* Begin *

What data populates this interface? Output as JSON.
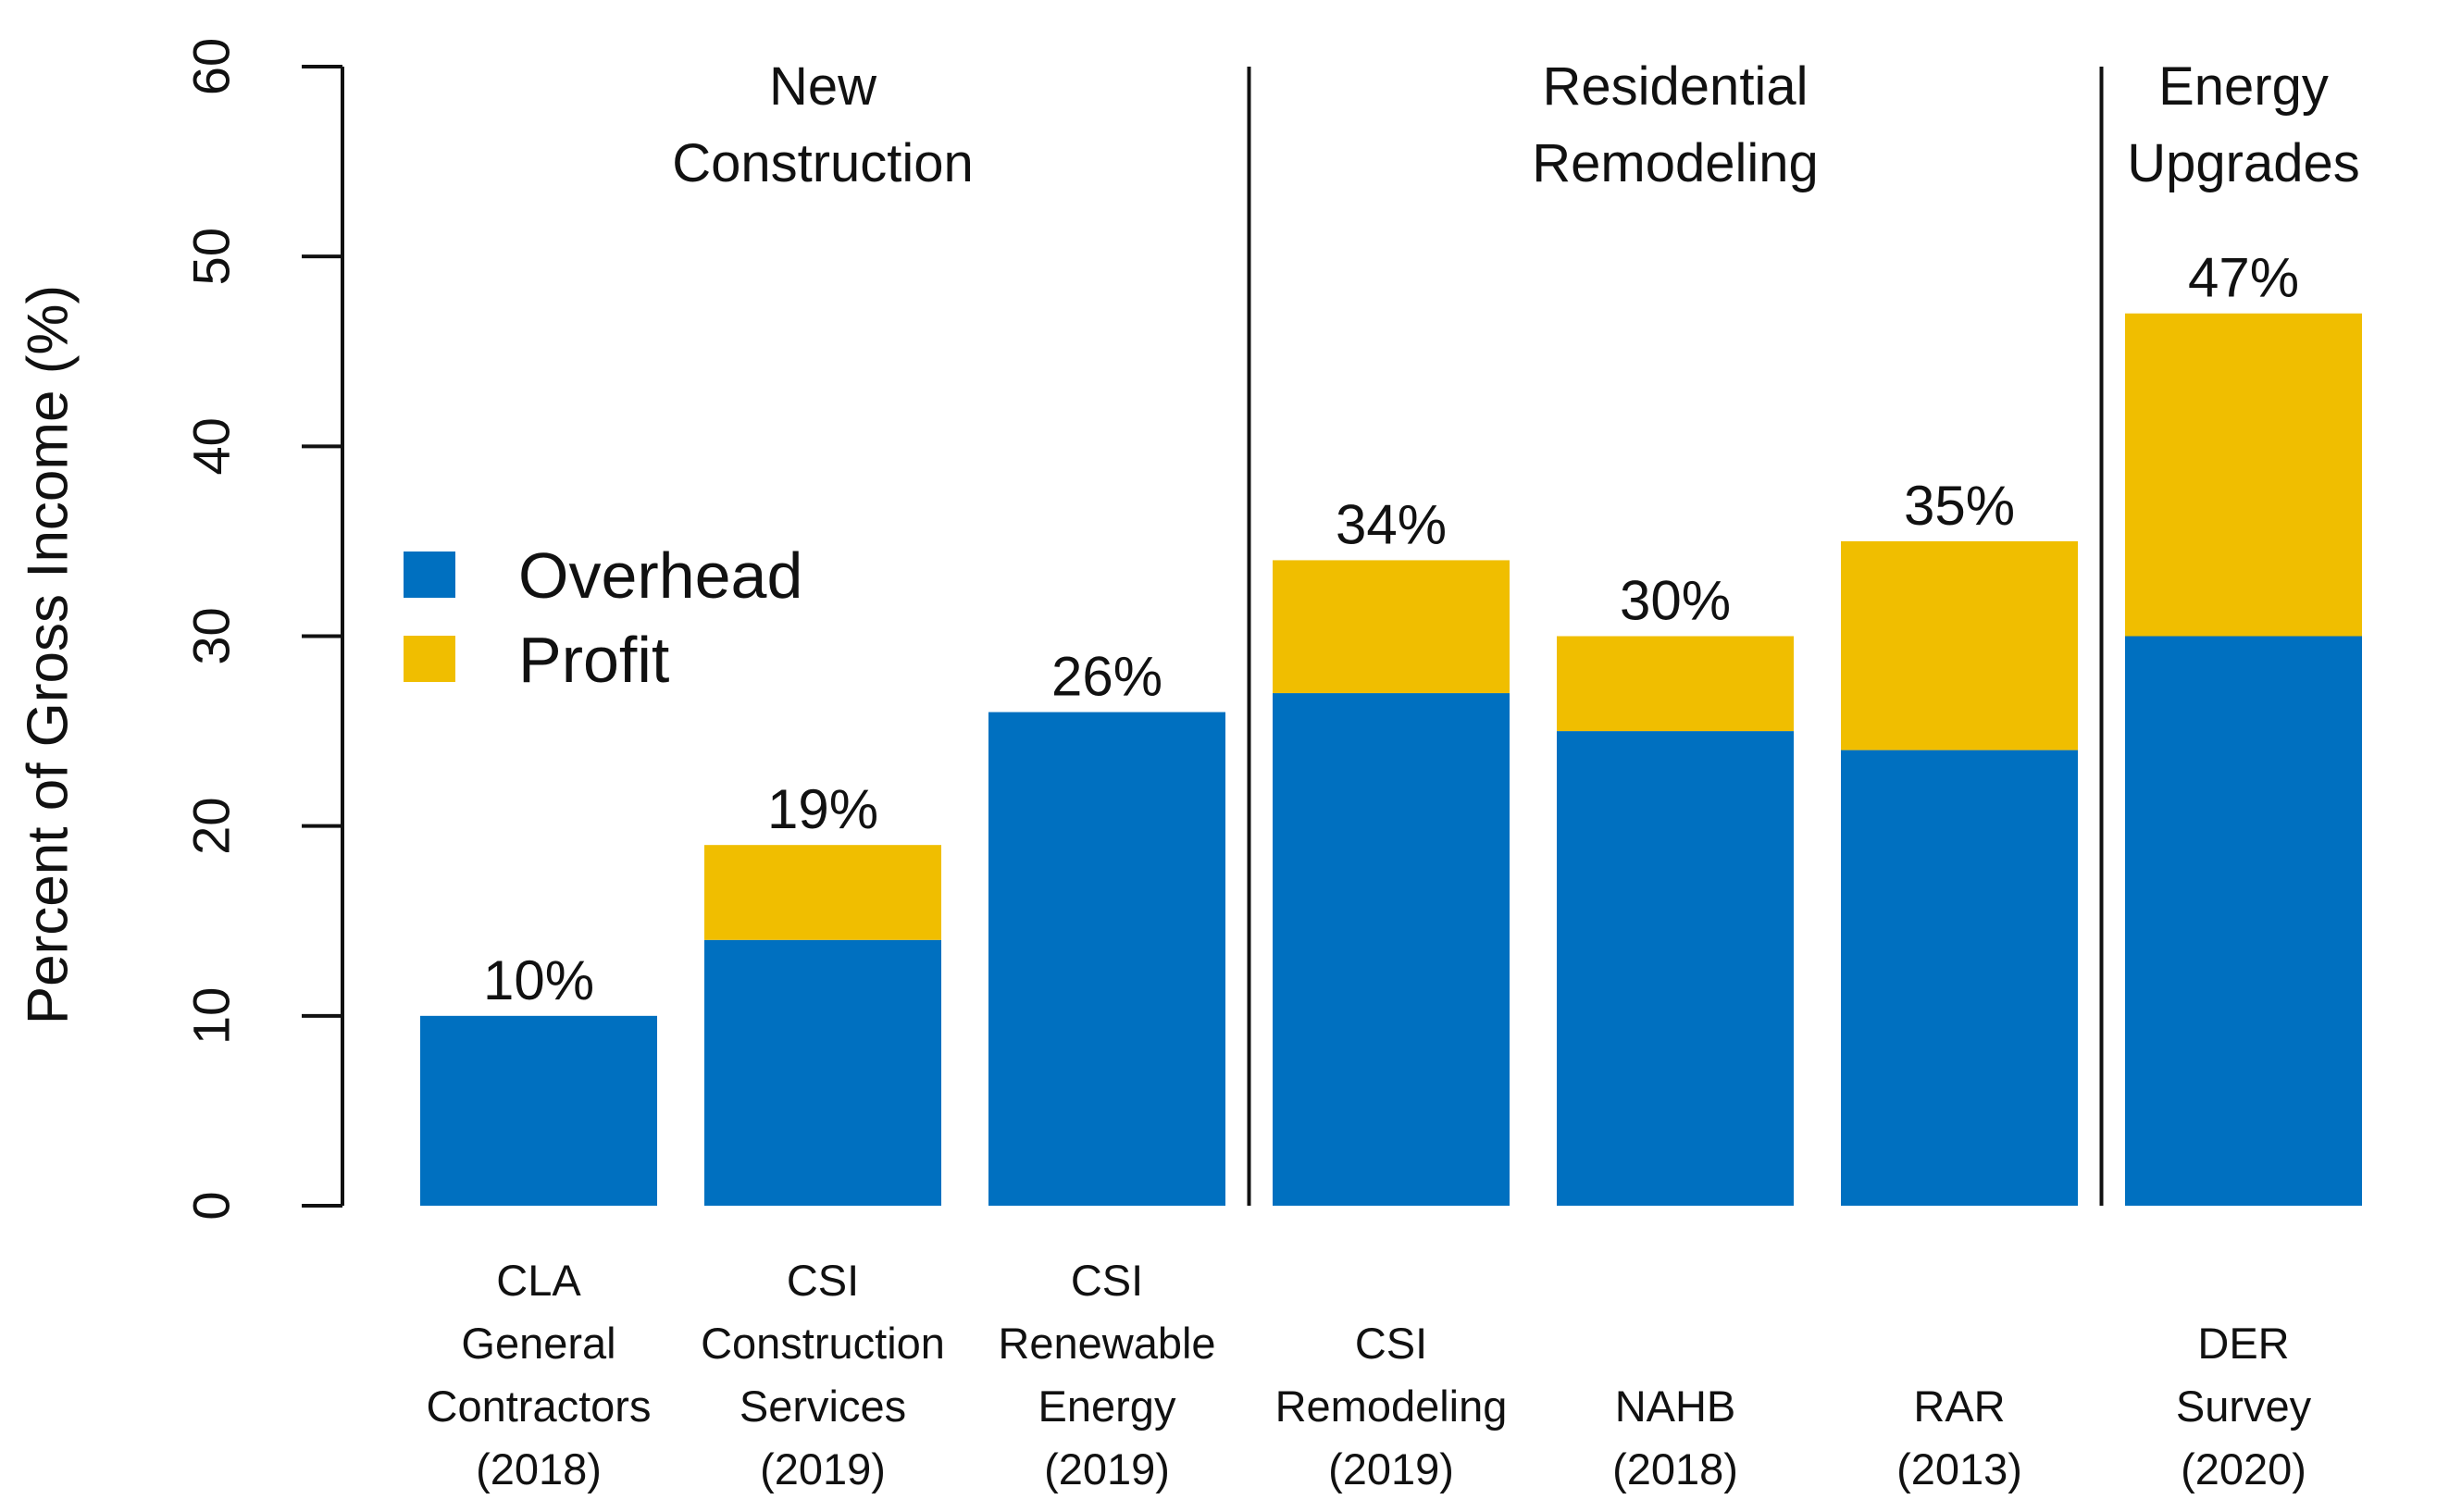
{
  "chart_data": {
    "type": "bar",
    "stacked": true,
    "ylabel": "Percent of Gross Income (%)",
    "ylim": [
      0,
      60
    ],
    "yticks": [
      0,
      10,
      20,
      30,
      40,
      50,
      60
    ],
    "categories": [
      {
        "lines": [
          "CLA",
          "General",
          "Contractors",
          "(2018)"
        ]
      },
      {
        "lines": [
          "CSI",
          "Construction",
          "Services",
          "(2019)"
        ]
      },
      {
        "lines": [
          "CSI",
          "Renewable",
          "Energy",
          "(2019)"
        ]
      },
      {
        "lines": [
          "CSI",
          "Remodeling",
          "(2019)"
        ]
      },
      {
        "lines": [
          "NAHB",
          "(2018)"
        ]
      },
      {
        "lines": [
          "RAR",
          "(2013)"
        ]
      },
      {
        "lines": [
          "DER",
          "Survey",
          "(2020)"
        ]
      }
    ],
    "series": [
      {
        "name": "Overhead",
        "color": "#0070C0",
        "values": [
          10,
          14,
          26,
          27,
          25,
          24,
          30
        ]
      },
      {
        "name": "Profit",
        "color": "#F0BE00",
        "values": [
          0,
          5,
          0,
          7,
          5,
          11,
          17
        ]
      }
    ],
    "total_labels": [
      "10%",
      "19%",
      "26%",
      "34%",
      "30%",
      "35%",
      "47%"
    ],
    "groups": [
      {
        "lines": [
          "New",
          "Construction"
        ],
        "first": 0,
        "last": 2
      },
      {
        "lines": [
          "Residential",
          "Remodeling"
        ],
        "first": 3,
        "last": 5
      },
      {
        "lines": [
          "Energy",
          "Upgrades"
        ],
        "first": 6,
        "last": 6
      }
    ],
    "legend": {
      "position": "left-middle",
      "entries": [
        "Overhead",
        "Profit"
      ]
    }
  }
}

* End *

What to work on - Copy all the data exactly as written, but skip any picture.

In response -
What data populates this interface? Output as JSON.
{
  "chart_data": {
    "type": "bar",
    "stacked": true,
    "ylabel": "Percent of Gross Income (%)",
    "ylim": [
      0,
      60
    ],
    "yticks": [
      0,
      10,
      20,
      30,
      40,
      50,
      60
    ],
    "categories": [
      {
        "lines": [
          "CLA",
          "General",
          "Contractors",
          "(2018)"
        ]
      },
      {
        "lines": [
          "CSI",
          "Construction",
          "Services",
          "(2019)"
        ]
      },
      {
        "lines": [
          "CSI",
          "Renewable",
          "Energy",
          "(2019)"
        ]
      },
      {
        "lines": [
          "CSI",
          "Remodeling",
          "(2019)"
        ]
      },
      {
        "lines": [
          "NAHB",
          "(2018)"
        ]
      },
      {
        "lines": [
          "RAR",
          "(2013)"
        ]
      },
      {
        "lines": [
          "DER",
          "Survey",
          "(2020)"
        ]
      }
    ],
    "series": [
      {
        "name": "Overhead",
        "color": "#0070C0",
        "values": [
          10,
          14,
          26,
          27,
          25,
          24,
          30
        ]
      },
      {
        "name": "Profit",
        "color": "#F0BE00",
        "values": [
          0,
          5,
          0,
          7,
          5,
          11,
          17
        ]
      }
    ],
    "total_labels": [
      "10%",
      "19%",
      "26%",
      "34%",
      "30%",
      "35%",
      "47%"
    ],
    "groups": [
      {
        "lines": [
          "New",
          "Construction"
        ],
        "first": 0,
        "last": 2
      },
      {
        "lines": [
          "Residential",
          "Remodeling"
        ],
        "first": 3,
        "last": 5
      },
      {
        "lines": [
          "Energy",
          "Upgrades"
        ],
        "first": 6,
        "last": 6
      }
    ],
    "legend": {
      "position": "left-middle",
      "entries": [
        "Overhead",
        "Profit"
      ]
    }
  }
}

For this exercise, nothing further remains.